_Directions_
Reply with one number only: the count of lines below that contain the word "wurde".
======== Items
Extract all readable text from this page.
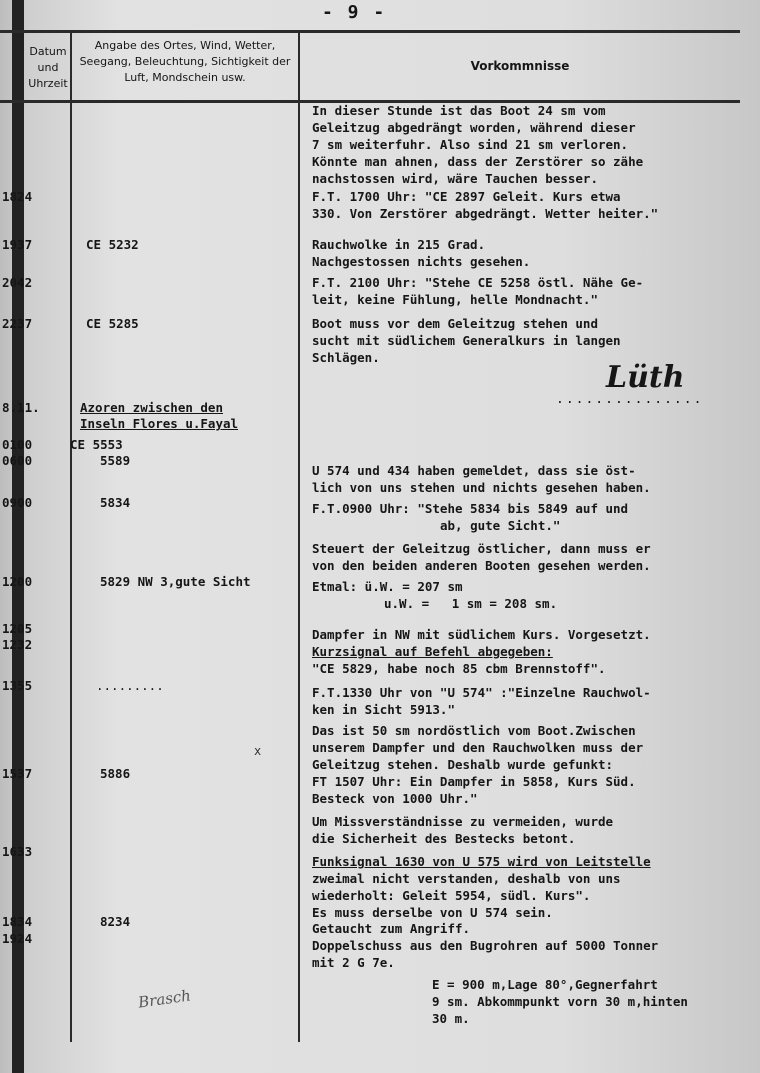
- 9 -
Datum und Uhrzeit
Angabe des Ortes, Wind, Wetter, Seegang, Beleuchtung, Sichtigkeit der Luft, Mondschein usw.
Vorkommnisse
1824
1937
2042
2237
8.11.
0100
0600
0900
1200
1205
1232
1355
1537
1633
1834
1924
CE 5232
CE 5285
Azoren zwischen den
Inseln Flores u.Fayal
CE 5553
5589
5834
5829 NW 3,gute Sicht
.........
5886
8234
In dieser Stunde ist das Boot 24 sm vom
Geleitzug abgedrängt worden, während dieser
7 sm weiterfuhr. Also sind 21 sm verloren.
Könnte man ahnen, dass der Zerstörer so zähe
nachstossen wird, wäre Tauchen besser.
F.T. 1700 Uhr: "CE 2897 Geleit. Kurs etwa
330. Von Zerstörer abgedrängt. Wetter heiter."
Rauchwolke in 215 Grad.
Nachgestossen nichts gesehen.
F.T. 2100 Uhr: "Stehe CE 5258 östl. Nähe Ge-
leit, keine Fühlung, helle Mondnacht."
Boot muss vor dem Geleitzug stehen und
sucht mit südlichem Generalkurs in langen
Schlägen.
Lüth
...............
U 574 und 434 haben gemeldet, dass sie öst-
lich von uns stehen und nichts gesehen haben.
F.T.0900 Uhr: "Stehe 5834 bis 5849 auf und
ab, gute Sicht."
Steuert der Geleitzug östlicher, dann muss er
von den beiden anderen Booten gesehen werden.
Etmal: ü.W. = 207 sm
u.W. =   1 sm = 208 sm.
Dampfer in NW mit südlichem Kurs. Vorgesetzt.
Kurzsignal auf Befehl abgegeben:
"CE 5829, habe noch 85 cbm Brennstoff".
F.T.1330 Uhr von "U 574" :"Einzelne Rauchwol-
ken in Sicht 5913."
Das ist 50 sm nordöstlich vom Boot.Zwischen
unserem Dampfer und den Rauchwolken muss der
Geleitzug stehen. Deshalb wurde gefunkt:
FT 1507 Uhr: Ein Dampfer in 5858, Kurs Süd.
Besteck von 1000 Uhr."
Um Missverständnisse zu vermeiden, wurde
die Sicherheit des Bestecks betont.
Funksignal 1630 von U 575 wird von Leitstelle
zweimal nicht verstanden, deshalb von uns
wiederholt: Geleit 5954, südl. Kurs".
Es muss derselbe von U 574 sein.
Getaucht zum Angriff.
Doppelschuss aus den Bugrohren auf 5000 Tonner
mit 2 G 7e.
E = 900 m,Lage 80°,Gegnerfahrt
9 sm. Abkommpunkt vorn 30 m,hinten
30 m.
x
Brasch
================
_Response below_
2